» Data lines
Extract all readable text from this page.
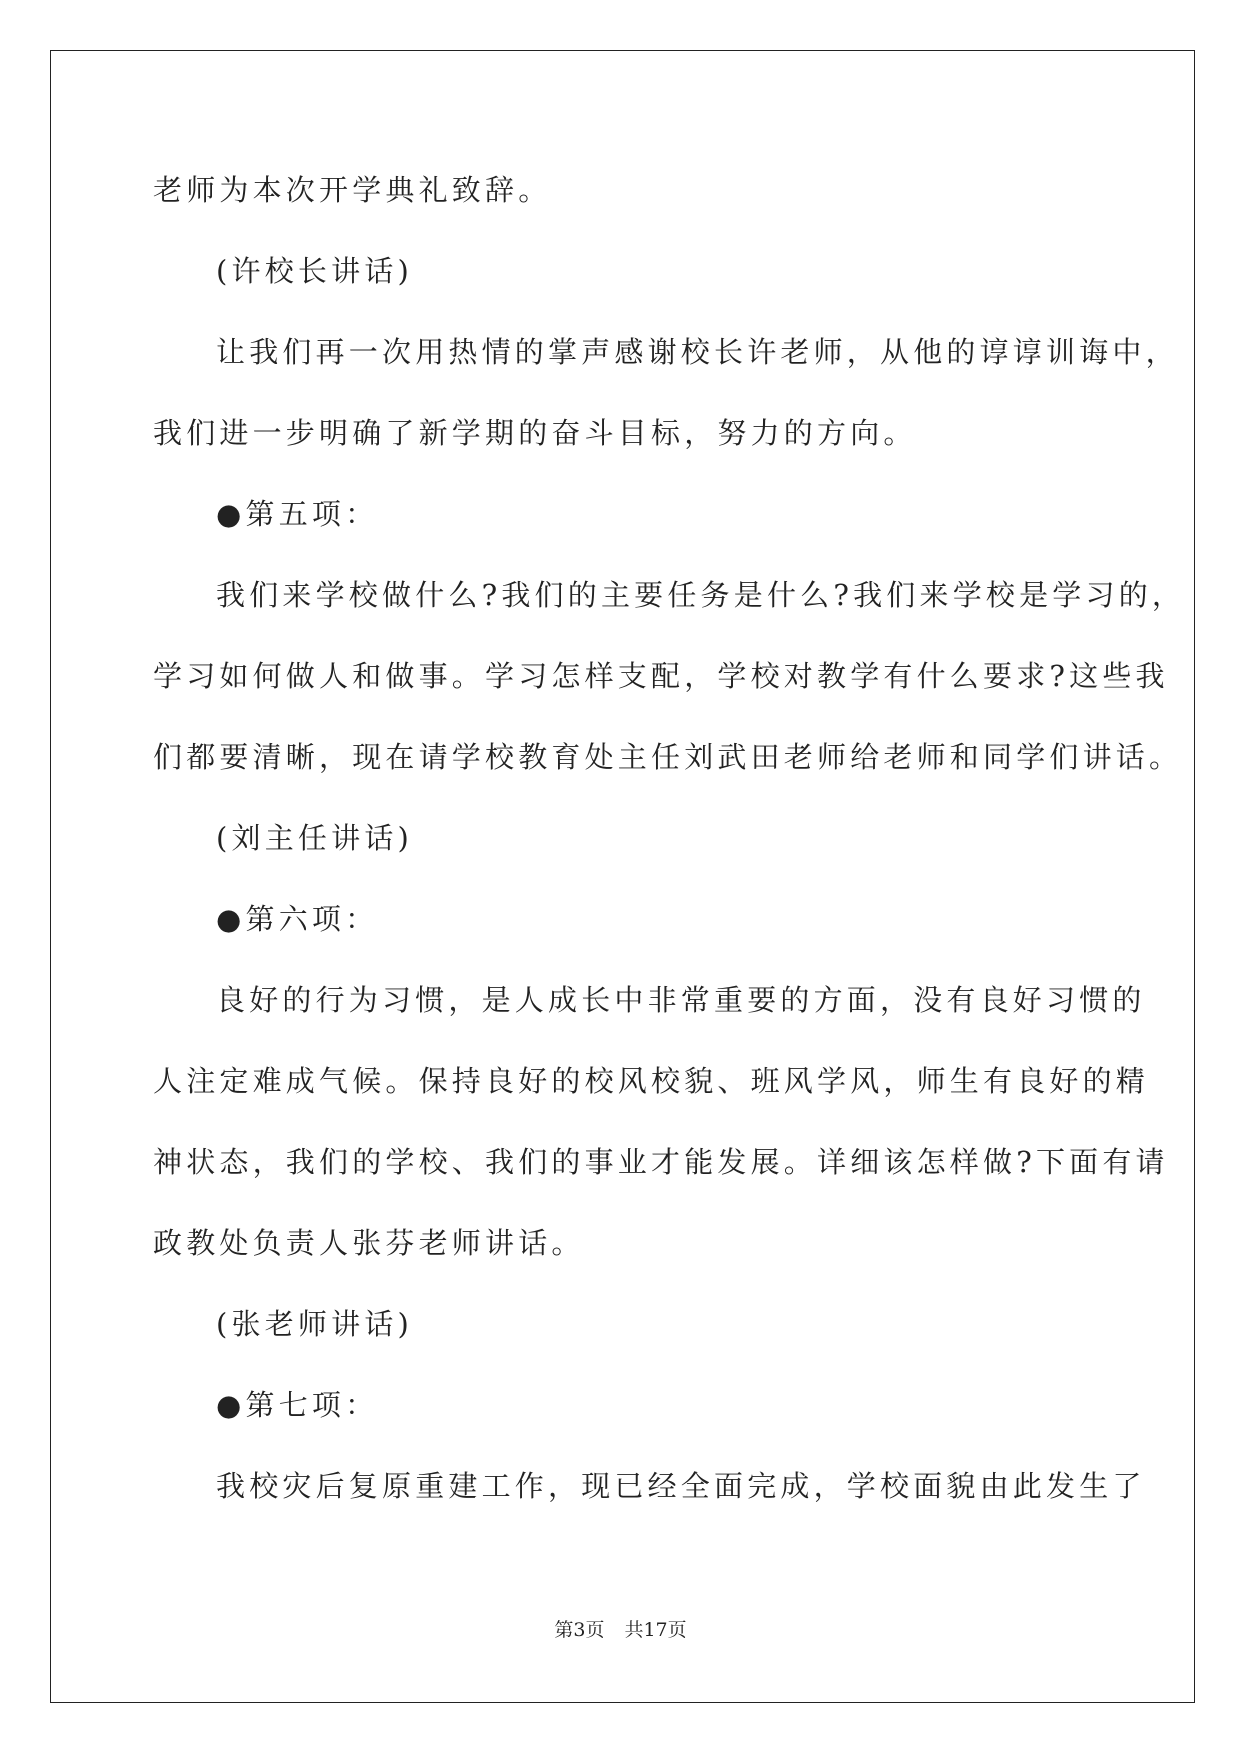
老师为本次开学典礼致辞。
(许校长讲话)
让我们再一次用热情的掌声感谢校长许老师，从他的谆谆训诲中，
我们进一步明确了新学期的奋斗目标，努力的方向。
●第五项：
我们来学校做什么?我们的主要任务是什么?我们来学校是学习的，
学习如何做人和做事。学习怎样支配，学校对教学有什么要求?这些我
们都要清晰，现在请学校教育处主任刘武田老师给老师和同学们讲话。
(刘主任讲话)
●第六项：
良好的行为习惯，是人成长中非常重要的方面，没有良好习惯的
人注定难成气候。保持良好的校风校貌、班风学风，师生有良好的精
神状态，我们的学校、我们的事业才能发展。详细该怎样做?下面有请
政教处负责人张芬老师讲话。
(张老师讲话)
●第七项：
我校灾后复原重建工作，现已经全面完成，学校面貌由此发生了
第3页 共17页
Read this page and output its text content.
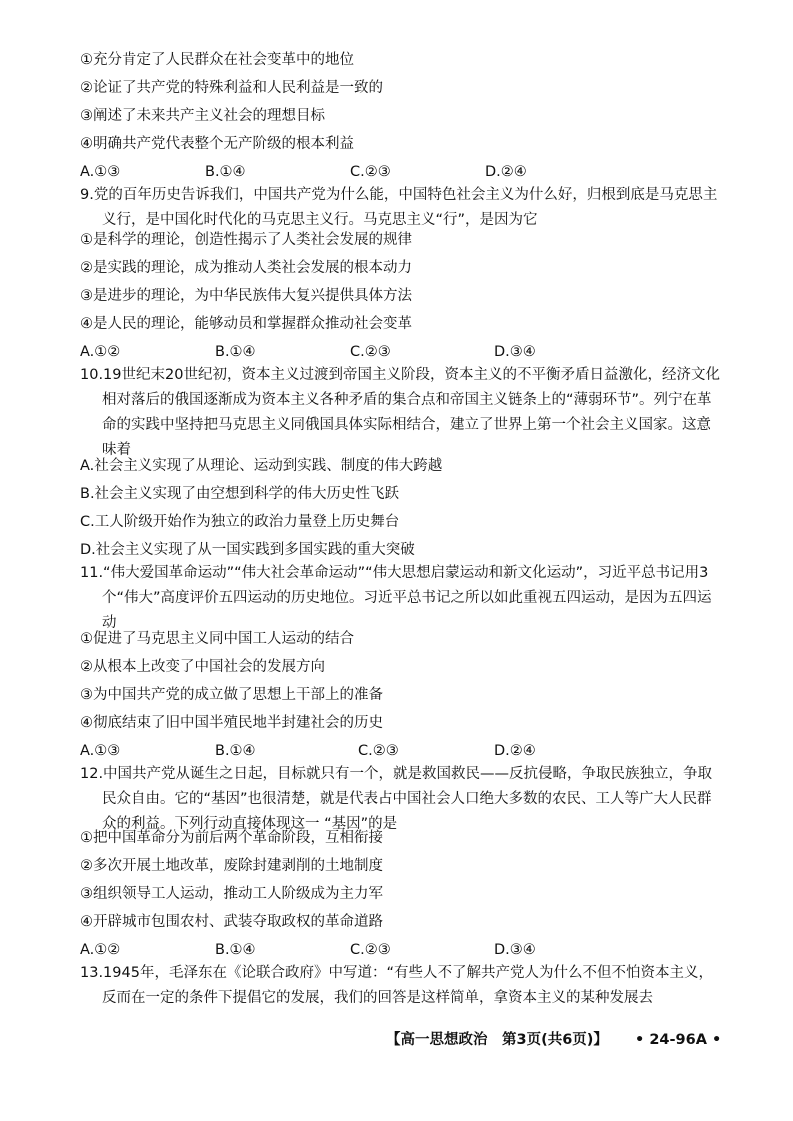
①充分肯定了人民群众在社会变革中的地位
②论证了共产党的特殊利益和人民利益是一致的
③阐述了未来共产主义社会的理想目标
④明确共产党代表整个无产阶级的根本利益
A.①③	B.①④	C.②③	D.②④
9.党的百年历史告诉我们，中国共产党为什么能，中国特色社会主义为什么好，归根到底是马克思主义行，是中国化时代化的马克思主义行。马克思主义“行”，是因为它
①是科学的理论，创造性揭示了人类社会发展的规律
②是实践的理论，成为推动人类社会发展的根本动力
③是进步的理论，为中华民族伟大复兴提供具体方法
④是人民的理论，能够动员和掌握群众推动社会变革
A.①②	B.①④	C.②③	D.③④
10.19世纪末20世纪初，资本主义过渡到帝国主义阶段，资本主义的不平衡矛盾日益激化，经济文化相对落后的俄国逐渐成为资本主义各种矛盾的集合点和帝国主义链条上的“薄弱环节”。列宁在革命的实践中坚持把马克思主义同俄国具体实际相结合，建立了世界上第一个社会主义国家。这意味着
A.社会主义实现了从理论、运动到实践、制度的伟大跨越
B.社会主义实现了由空想到科学的伟大历史性飞跃
C.工人阶级开始作为独立的政治力量登上历史舞台
D.社会主义实现了从一国实践到多国实践的重大突破
11.“伟大爱国革命运动”“伟大社会革命运动”“伟大思想启蒙运动和新文化运动”，习近平总书记用3个“伟大”高度评价五四运动的历史地位。习近平总书记之所以如此重视五四运动，是因为五四运动
①促进了马克思主义同中国工人运动的结合
②从根本上改变了中国社会的发展方向
③为中国共产党的成立做了思想上干部上的准备
④彻底结束了旧中国半殖民地半封建社会的历史
A.①③	B.①④	C.②③	D.②④
12.中国共产党从诞生之日起，目标就只有一个，就是救国救民——反抗侵略，争取民族独立，争取民众自由。它的“基因”也很清楚，就是代表占中国社会人口绝大多数的农民、工人等广大人民群众的利益。下列行动直接体现这一 “基因”的是
①把中国革命分为前后两个革命阶段，互相衔接
②多次开展土地改革，废除封建剥削的土地制度
③组织领导工人运动，推动工人阶级成为主力军
④开辟城市包围农村、武装夺取政权的革命道路
A.①②	B.①④	C.②③	D.③④
13.1945年，毛泽东在《论联合政府》中写道：“有些人不了解共产党人为什么不但不怕资本主义，反而在一定的条件下提倡它的发展，我们的回答是这样简单，拿资本主义的某种发展去
【高一思想政治　第3页(共6页)】 • 24-96A •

» Problem statement
All of the data above should be transcribed verbatim, with pictures omitted.

» Reply to the task
Extract all readable text from this page.
老师为本次开学典礼致辞。
(许校长讲话)
让我们再一次用热情的掌声感谢校长许老师，从他的谆谆训诲中，
我们进一步明确了新学期的奋斗目标，努力的方向。
●第五项：
我们来学校做什么?我们的主要任务是什么?我们来学校是学习的，
学习如何做人和做事。学习怎样支配，学校对教学有什么要求?这些我
们都要清晰，现在请学校教育处主任刘武田老师给老师和同学们讲话。
(刘主任讲话)
●第六项：
良好的行为习惯，是人成长中非常重要的方面，没有良好习惯的
人注定难成气候。保持良好的校风校貌、班风学风，师生有良好的精
神状态，我们的学校、我们的事业才能发展。详细该怎样做?下面有请
政教处负责人张芬老师讲话。
(张老师讲话)
●第七项：
我校灾后复原重建工作，现已经全面完成，学校面貌由此发生了
第3页 共17页
Read this page and output its text content.
①充分肯定了人民群众在社会变革中的地位
②论证了共产党的特殊利益和人民利益是一致的
③阐述了未来共产主义社会的理想目标
④明确共产党代表整个无产阶级的根本利益
A.①③	B.①④	C.②③	D.②④
9.党的百年历史告诉我们，中国共产党为什么能，中国特色社会主义为什么好，归根到底是马克思主义行，是中国化时代化的马克思主义行。马克思主义“行”，是因为它
①是科学的理论，创造性揭示了人类社会发展的规律
②是实践的理论，成为推动人类社会发展的根本动力
③是进步的理论，为中华民族伟大复兴提供具体方法
④是人民的理论，能够动员和掌握群众推动社会变革
A.①②	B.①④	C.②③	D.③④
10.19世纪末20世纪初，资本主义过渡到帝国主义阶段，资本主义的不平衡矛盾日益激化，经济文化相对落后的俄国逐渐成为资本主义各种矛盾的集合点和帝国主义链条上的“薄弱环节”。列宁在革命的实践中坚持把马克思主义同俄国具体实际相结合，建立了世界上第一个社会主义国家。这意味着
A.社会主义实现了从理论、运动到实践、制度的伟大跨越
B.社会主义实现了由空想到科学的伟大历史性飞跃
C.工人阶级开始作为独立的政治力量登上历史舞台
D.社会主义实现了从一国实践到多国实践的重大突破
11.“伟大爱国革命运动”“伟大社会革命运动”“伟大思想启蒙运动和新文化运动”，习近平总书记用3个“伟大”高度评价五四运动的历史地位。习近平总书记之所以如此重视五四运动，是因为五四运动
①促进了马克思主义同中国工人运动的结合
②从根本上改变了中国社会的发展方向
③为中国共产党的成立做了思想上干部上的准备
④彻底结束了旧中国半殖民地半封建社会的历史
A.①③	B.①④	C.②③	D.②④
12.中国共产党从诞生之日起，目标就只有一个，就是救国救民——反抗侵略，争取民族独立，争取民众自由。它的“基因”也很清楚，就是代表占中国社会人口绝大多数的农民、工人等广大人民群众的利益。下列行动直接体现这一 “基因”的是
①把中国革命分为前后两个革命阶段，互相衔接
②多次开展土地改革，废除封建剥削的土地制度
③组织领导工人运动，推动工人阶级成为主力军
④开辟城市包围农村、武装夺取政权的革命道路
A.①②	B.①④	C.②③	D.③④
13.1945年，毛泽东在《论联合政府》中写道：“有些人不了解共产党人为什么不但不怕资本主义，反而在一定的条件下提倡它的发展，我们的回答是这样简单，拿资本主义的某种发展去
【高一思想政治　第3页(共6页)】 • 24-96A •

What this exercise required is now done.